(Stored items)
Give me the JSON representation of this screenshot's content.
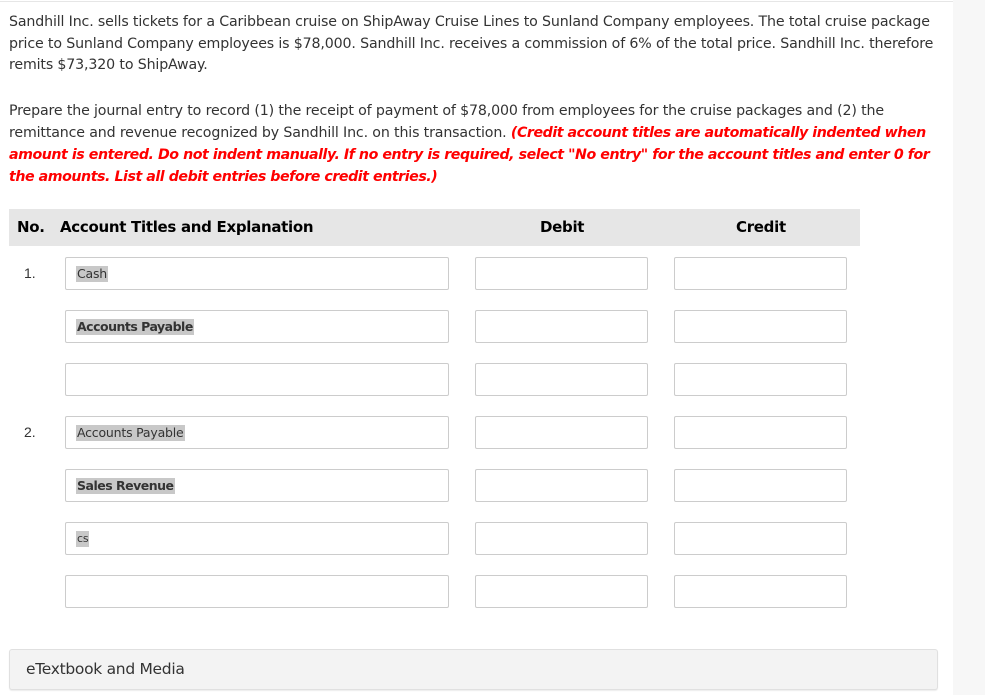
{
  "question": {
    "text": "Sandhill Inc. sells tickets for a Caribbean cruise on ShipAway Cruise Lines to Sunland Company employees. The total cruise package price to Sunland Company employees is $78,000. Sandhill Inc. receives a commission of 6% of the total price. Sandhill Inc. therefore remits $73,320 to ShipAway."
  },
  "instructions": {
    "text": "Prepare the journal entry to record (1) the receipt of payment of $78,000 from employees for the cruise packages and (2) the remittance and revenue recognized by Sandhill Inc. on this transaction. ",
    "note": "(Credit account titles are automatically indented when amount is entered. Do not indent manually. If no entry is required, select \"No entry\" for the account titles and enter 0 for the amounts. List all debit entries before credit entries.)",
    "note_color": "#ff0000"
  },
  "table": {
    "headers": {
      "no": "No.",
      "account": "Account Titles and Explanation",
      "debit": "Debit",
      "credit": "Credit"
    },
    "rows": [
      {
        "no": "1.",
        "account": "Cash",
        "debit": "",
        "credit": ""
      },
      {
        "no": "",
        "account": "Accounts Payable",
        "debit": "",
        "credit": ""
      },
      {
        "no": "",
        "account": "",
        "debit": "",
        "credit": ""
      },
      {
        "no": "2.",
        "account": "Accounts Payable",
        "debit": "",
        "credit": ""
      },
      {
        "no": "",
        "account": "Sales Revenue",
        "debit": "",
        "credit": ""
      },
      {
        "no": "",
        "account": "cs",
        "debit": "",
        "credit": ""
      },
      {
        "no": "",
        "account": "",
        "debit": "",
        "credit": ""
      }
    ]
  },
  "etextbook": {
    "label": "eTextbook and Media"
  }
}
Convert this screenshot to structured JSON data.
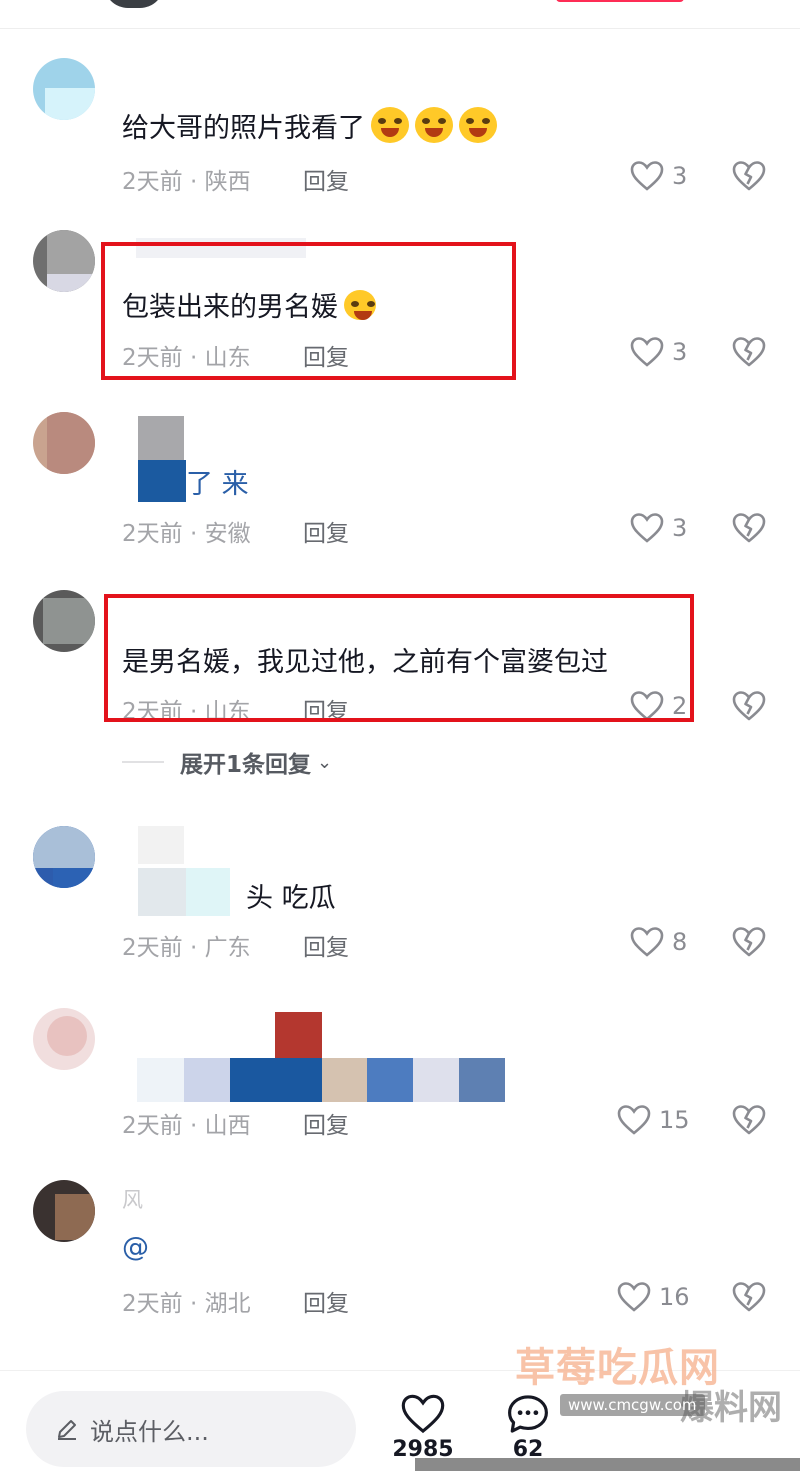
{
  "comments": [
    {
      "username": "",
      "text": "给大哥的照片我看了",
      "time": "2天前",
      "location": "陕西",
      "reply_label": "回复",
      "likes": "3"
    },
    {
      "username": "",
      "text": "包装出来的男名媛",
      "time": "2天前",
      "location": "山东",
      "reply_label": "回复",
      "likes": "3"
    },
    {
      "username": "",
      "text": "了 来",
      "time": "2天前",
      "location": "安徽",
      "reply_label": "回复",
      "likes": "3"
    },
    {
      "username": "",
      "text": "是男名媛，我见过他，之前有个富婆包过",
      "time": "2天前",
      "location": "山东",
      "reply_label": "回复",
      "likes": "2"
    },
    {
      "username": "",
      "text": "头 吃瓜",
      "time": "2天前",
      "location": "广东",
      "reply_label": "回复",
      "likes": "8"
    },
    {
      "username": "",
      "text": "",
      "time": "2天前",
      "location": "山西",
      "reply_label": "回复",
      "likes": "15"
    },
    {
      "username": "风",
      "text": "@",
      "time": "2天前",
      "location": "湖北",
      "reply_label": "回复",
      "likes": "16"
    }
  ],
  "meta_separator": " · ",
  "expand_replies": "展开1条回复",
  "bottom": {
    "input_placeholder": "说点什么...",
    "like_count": "2985",
    "comment_count": "62"
  },
  "watermark": {
    "main": "草莓吃瓜网",
    "sub": "爆料网",
    "url": "www.cmcgw.com"
  },
  "colors": {
    "highlight": "#e3121b",
    "text": "#161823",
    "meta": "#a3a4a8",
    "mention": "#2a5fa8"
  }
}
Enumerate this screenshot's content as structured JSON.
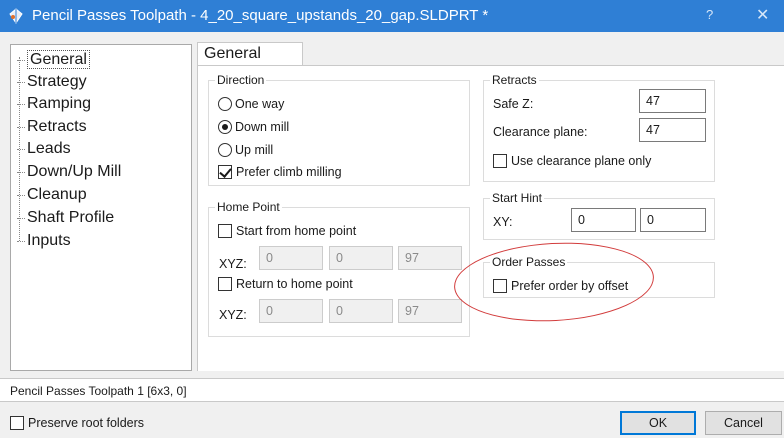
{
  "window": {
    "title": "Pencil Passes Toolpath - 4_20_square_upstands_20_gap.SLDPRT *",
    "help_glyph": "?",
    "close_glyph": "✕",
    "icon": "toolpath-icon"
  },
  "tree": {
    "items": [
      {
        "label": "General"
      },
      {
        "label": "Strategy"
      },
      {
        "label": "Ramping"
      },
      {
        "label": "Retracts"
      },
      {
        "label": "Leads"
      },
      {
        "label": "Down/Up Mill"
      },
      {
        "label": "Cleanup"
      },
      {
        "label": "Shaft Profile"
      },
      {
        "label": "Inputs"
      }
    ],
    "selected_index": 0
  },
  "tab": {
    "label": "General"
  },
  "direction": {
    "label": "Direction",
    "one_way": "One way",
    "down_mill": "Down mill",
    "up_mill": "Up mill",
    "selected": "Down mill",
    "prefer_climb": "Prefer climb milling",
    "prefer_climb_checked": true
  },
  "home_point": {
    "label": "Home Point",
    "start_label": "Start from home point",
    "start_checked": false,
    "xyz_label": "XYZ:",
    "start_xyz": [
      "0",
      "0",
      "97"
    ],
    "return_label": "Return to home point",
    "return_checked": false,
    "return_xyz": [
      "0",
      "0",
      "97"
    ]
  },
  "retracts": {
    "label": "Retracts",
    "safe_z_label": "Safe Z:",
    "safe_z": "47",
    "clearance_label": "Clearance plane:",
    "clearance": "47",
    "use_clearance_label": "Use clearance plane only",
    "use_clearance_checked": false
  },
  "start_hint": {
    "label": "Start Hint",
    "xy_label": "XY:",
    "x": "0",
    "y": "0"
  },
  "order_passes": {
    "label": "Order Passes",
    "prefer_offset_label": "Prefer order by offset",
    "prefer_offset_checked": false,
    "highlight_color": "#d23c3c"
  },
  "status": {
    "text": "Pencil Passes Toolpath 1 [6x3, 0]"
  },
  "footer": {
    "preserve_label": "Preserve root folders",
    "preserve_checked": false,
    "ok_label": "OK",
    "cancel_label": "Cancel"
  },
  "colors": {
    "titlebar": "#2f7fd5",
    "accent": "#0078d7"
  }
}
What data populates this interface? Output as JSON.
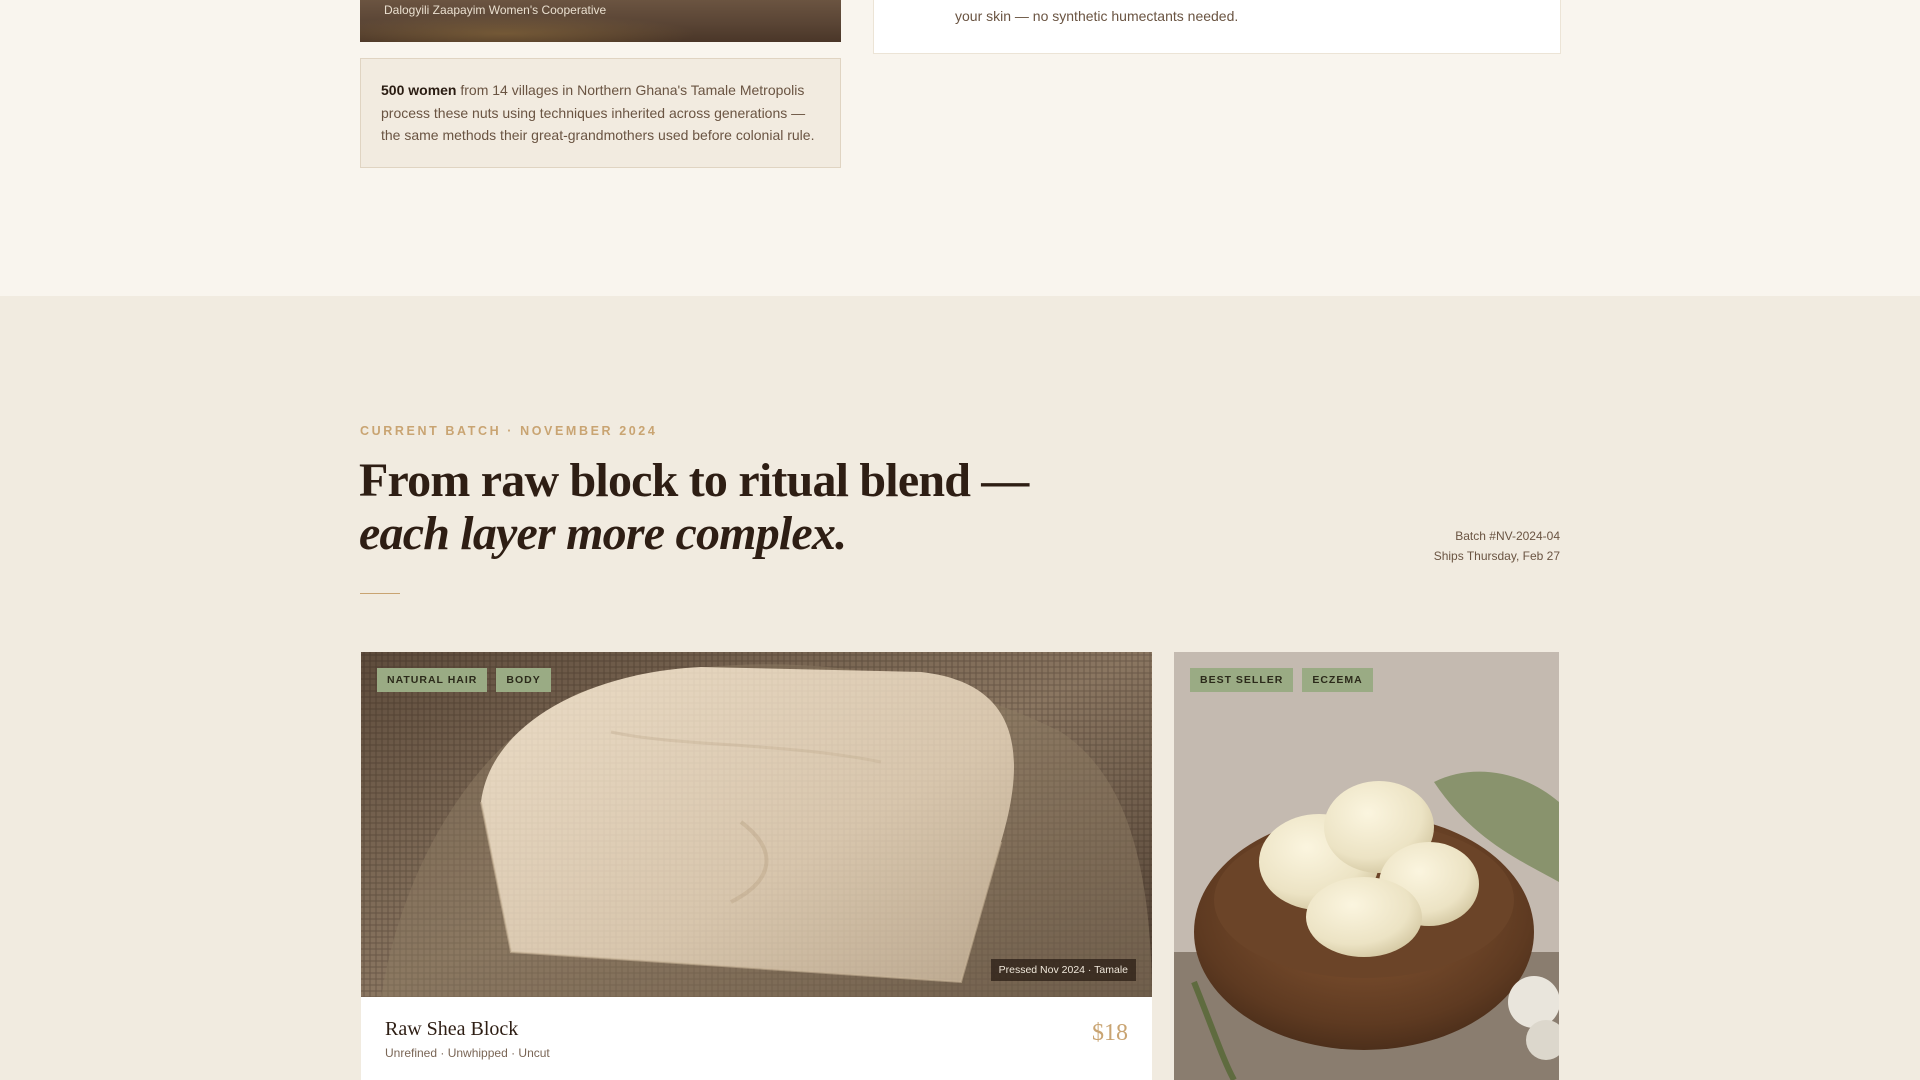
{
  "story": {
    "photo_caption": "Dalogyili Zaapayim Women's Cooperative",
    "quote_strong": "500 women",
    "quote_rest": " from 14 villages in Northern Ghana's Tamale Metropolis process these nuts using techniques inherited across generations — the same methods their great-grandmothers used before colonial rule.",
    "skin_line": "your skin — no synthetic humectants needed."
  },
  "batch": {
    "eyebrow": "CURRENT BATCH · NOVEMBER 2024",
    "headline_line1": "From raw block to ritual blend —",
    "headline_line2": "each layer more complex.",
    "batch_number": "Batch #NV-2024-04",
    "ships": "Ships Thursday, Feb 27"
  },
  "products": [
    {
      "tags": [
        "NATURAL HAIR",
        "BODY"
      ],
      "pressed": "Pressed Nov 2024 · Tamale",
      "name": "Raw Shea Block",
      "sub": "Unrefined · Unwhipped · Uncut",
      "price": "$18"
    },
    {
      "tags": [
        "BEST SELLER",
        "ECZEMA"
      ]
    }
  ],
  "colors": {
    "accent": "#c9a472",
    "tag_green": "#9aab84",
    "page_bg": "#f9f5ee",
    "section_bg": "#f1ebe0"
  }
}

## Problem to work on
Copy each line exactly, and leave the pictures out of your copy.

## Completed task
Give me the JSON representation of this screenshot's content.
{
  "question": {
    "text": "Sandhill Inc. sells tickets for a Caribbean cruise on ShipAway Cruise Lines to Sunland Company employees. The total cruise package price to Sunland Company employees is $78,000. Sandhill Inc. receives a commission of 6% of the total price. Sandhill Inc. therefore remits $73,320 to ShipAway."
  },
  "instructions": {
    "text": "Prepare the journal entry to record (1) the receipt of payment of $78,000 from employees for the cruise packages and (2) the remittance and revenue recognized by Sandhill Inc. on this transaction. ",
    "note": "(Credit account titles are automatically indented when amount is entered. Do not indent manually. If no entry is required, select \"No entry\" for the account titles and enter 0 for the amounts. List all debit entries before credit entries.)",
    "note_color": "#ff0000"
  },
  "table": {
    "headers": {
      "no": "No.",
      "account": "Account Titles and Explanation",
      "debit": "Debit",
      "credit": "Credit"
    },
    "rows": [
      {
        "no": "1.",
        "account": "Cash",
        "debit": "",
        "credit": ""
      },
      {
        "no": "",
        "account": "Accounts Payable",
        "debit": "",
        "credit": ""
      },
      {
        "no": "",
        "account": "",
        "debit": "",
        "credit": ""
      },
      {
        "no": "2.",
        "account": "Accounts Payable",
        "debit": "",
        "credit": ""
      },
      {
        "no": "",
        "account": "Sales Revenue",
        "debit": "",
        "credit": ""
      },
      {
        "no": "",
        "account": "cs",
        "debit": "",
        "credit": ""
      },
      {
        "no": "",
        "account": "",
        "debit": "",
        "credit": ""
      }
    ]
  },
  "etextbook": {
    "label": "eTextbook and Media"
  }
}
Convert this screenshot to structured JSON data.
{
  "comments": [
    {
      "username": "",
      "text": "给大哥的照片我看了",
      "time": "2天前",
      "location": "陕西",
      "reply_label": "回复",
      "likes": "3"
    },
    {
      "username": "",
      "text": "包装出来的男名媛",
      "time": "2天前",
      "location": "山东",
      "reply_label": "回复",
      "likes": "3"
    },
    {
      "username": "",
      "text": "了 来",
      "time": "2天前",
      "location": "安徽",
      "reply_label": "回复",
      "likes": "3"
    },
    {
      "username": "",
      "text": "是男名媛，我见过他，之前有个富婆包过",
      "time": "2天前",
      "location": "山东",
      "reply_label": "回复",
      "likes": "2"
    },
    {
      "username": "",
      "text": "头 吃瓜",
      "time": "2天前",
      "location": "广东",
      "reply_label": "回复",
      "likes": "8"
    },
    {
      "username": "",
      "text": "",
      "time": "2天前",
      "location": "山西",
      "reply_label": "回复",
      "likes": "15"
    },
    {
      "username": "风",
      "text": "@",
      "time": "2天前",
      "location": "湖北",
      "reply_label": "回复",
      "likes": "16"
    }
  ],
  "meta_separator": " · ",
  "expand_replies": "展开1条回复",
  "bottom": {
    "input_placeholder": "说点什么...",
    "like_count": "2985",
    "comment_count": "62"
  },
  "watermark": {
    "main": "草莓吃瓜网",
    "sub": "爆料网",
    "url": "www.cmcgw.com"
  },
  "colors": {
    "highlight": "#e3121b",
    "text": "#161823",
    "meta": "#a3a4a8",
    "mention": "#2a5fa8"
  }
}
Enumerate this screenshot's content as structured JSON.
{
  "window": {
    "title": "Pencil Passes Toolpath - 4_20_square_upstands_20_gap.SLDPRT *",
    "help_glyph": "?",
    "close_glyph": "✕",
    "icon": "toolpath-icon"
  },
  "tree": {
    "items": [
      {
        "label": "General"
      },
      {
        "label": "Strategy"
      },
      {
        "label": "Ramping"
      },
      {
        "label": "Retracts"
      },
      {
        "label": "Leads"
      },
      {
        "label": "Down/Up Mill"
      },
      {
        "label": "Cleanup"
      },
      {
        "label": "Shaft Profile"
      },
      {
        "label": "Inputs"
      }
    ],
    "selected_index": 0
  },
  "tab": {
    "label": "General"
  },
  "direction": {
    "label": "Direction",
    "one_way": "One way",
    "down_mill": "Down mill",
    "up_mill": "Up mill",
    "selected": "Down mill",
    "prefer_climb": "Prefer climb milling",
    "prefer_climb_checked": true
  },
  "home_point": {
    "label": "Home Point",
    "start_label": "Start from home point",
    "start_checked": false,
    "xyz_label": "XYZ:",
    "start_xyz": [
      "0",
      "0",
      "97"
    ],
    "return_label": "Return to home point",
    "return_checked": false,
    "return_xyz": [
      "0",
      "0",
      "97"
    ]
  },
  "retracts": {
    "label": "Retracts",
    "safe_z_label": "Safe Z:",
    "safe_z": "47",
    "clearance_label": "Clearance plane:",
    "clearance": "47",
    "use_clearance_label": "Use clearance plane only",
    "use_clearance_checked": false
  },
  "start_hint": {
    "label": "Start Hint",
    "xy_label": "XY:",
    "x": "0",
    "y": "0"
  },
  "order_passes": {
    "label": "Order Passes",
    "prefer_offset_label": "Prefer order by offset",
    "prefer_offset_checked": false,
    "highlight_color": "#d23c3c"
  },
  "status": {
    "text": "Pencil Passes Toolpath 1 [6x3, 0]"
  },
  "footer": {
    "preserve_label": "Preserve root folders",
    "preserve_checked": false,
    "ok_label": "OK",
    "cancel_label": "Cancel"
  },
  "colors": {
    "titlebar": "#2f7fd5",
    "accent": "#0078d7"
  }
}
What data populates this interface? Output as JSON.
{
  "story": {
    "photo_caption": "Dalogyili Zaapayim Women's Cooperative",
    "quote_strong": "500 women",
    "quote_rest": " from 14 villages in Northern Ghana's Tamale Metropolis process these nuts using techniques inherited across generations — the same methods their great-grandmothers used before colonial rule.",
    "skin_line": "your skin — no synthetic humectants needed."
  },
  "batch": {
    "eyebrow": "CURRENT BATCH · NOVEMBER 2024",
    "headline_line1": "From raw block to ritual blend —",
    "headline_line2": "each layer more complex.",
    "batch_number": "Batch #NV-2024-04",
    "ships": "Ships Thursday, Feb 27"
  },
  "products": [
    {
      "tags": [
        "NATURAL HAIR",
        "BODY"
      ],
      "pressed": "Pressed Nov 2024 · Tamale",
      "name": "Raw Shea Block",
      "sub": "Unrefined · Unwhipped · Uncut",
      "price": "$18"
    },
    {
      "tags": [
        "BEST SELLER",
        "ECZEMA"
      ]
    }
  ],
  "colors": {
    "accent": "#c9a472",
    "tag_green": "#9aab84",
    "page_bg": "#f9f5ee",
    "section_bg": "#f1ebe0"
  }
}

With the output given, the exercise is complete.